*Problem requirements*: Reproduce the data that follows in its entirety, character for character.

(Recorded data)
** Start **
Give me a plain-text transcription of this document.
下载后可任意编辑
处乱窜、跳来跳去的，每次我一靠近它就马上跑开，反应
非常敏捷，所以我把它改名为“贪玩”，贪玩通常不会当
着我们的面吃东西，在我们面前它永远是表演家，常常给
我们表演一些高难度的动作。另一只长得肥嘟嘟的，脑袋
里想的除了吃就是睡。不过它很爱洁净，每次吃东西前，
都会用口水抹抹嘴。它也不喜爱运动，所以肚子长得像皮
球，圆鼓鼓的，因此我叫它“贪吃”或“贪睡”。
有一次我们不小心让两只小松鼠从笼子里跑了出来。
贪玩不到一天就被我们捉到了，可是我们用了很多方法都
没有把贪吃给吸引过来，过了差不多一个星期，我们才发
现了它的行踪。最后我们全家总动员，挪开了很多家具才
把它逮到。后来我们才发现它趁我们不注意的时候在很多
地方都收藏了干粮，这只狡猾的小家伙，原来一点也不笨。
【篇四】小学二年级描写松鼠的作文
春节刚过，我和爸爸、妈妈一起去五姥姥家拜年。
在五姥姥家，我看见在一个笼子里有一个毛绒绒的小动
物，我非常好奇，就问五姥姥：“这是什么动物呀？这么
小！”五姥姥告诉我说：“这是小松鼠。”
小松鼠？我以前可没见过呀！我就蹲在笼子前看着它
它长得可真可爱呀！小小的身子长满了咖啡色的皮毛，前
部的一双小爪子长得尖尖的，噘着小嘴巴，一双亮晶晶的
** End **
*Solution to this exercise*:
Give me a plain-text transcription of this document.
下载后可任意编辑
处乱窜、跳来跳去的，每次我一靠近它就马上跑开，反应
非常敏捷，所以我把它改名为“贪玩”，贪玩通常不会当
着我们的面吃东西，在我们面前它永远是表演家，常常给
我们表演一些高难度的动作。另一只长得肥嘟嘟的，脑袋
里想的除了吃就是睡。不过它很爱洁净，每次吃东西前，
都会用口水抹抹嘴。它也不喜爱运动，所以肚子长得像皮
球，圆鼓鼓的，因此我叫它“贪吃”或“贪睡”。
有一次我们不小心让两只小松鼠从笼子里跑了出来。
贪玩不到一天就被我们捉到了，可是我们用了很多方法都
没有把贪吃给吸引过来，过了差不多一个星期，我们才发
现了它的行踪。最后我们全家总动员，挪开了很多家具才
把它逮到。后来我们才发现它趁我们不注意的时候在很多
地方都收藏了干粮，这只狡猾的小家伙，原来一点也不笨。
【篇四】小学二年级描写松鼠的作文
春节刚过，我和爸爸、妈妈一起去五姥姥家拜年。
在五姥姥家，我看见在一个笼子里有一个毛绒绒的小动
物，我非常好奇，就问五姥姥：“这是什么动物呀？这么
小！”五姥姥告诉我说：“这是小松鼠。”
小松鼠？我以前可没见过呀！我就蹲在笼子前看着它
它长得可真可爱呀！小小的身子长满了咖啡色的皮毛，前
部的一双小爪子长得尖尖的，噘着小嘴巴，一双亮晶晶的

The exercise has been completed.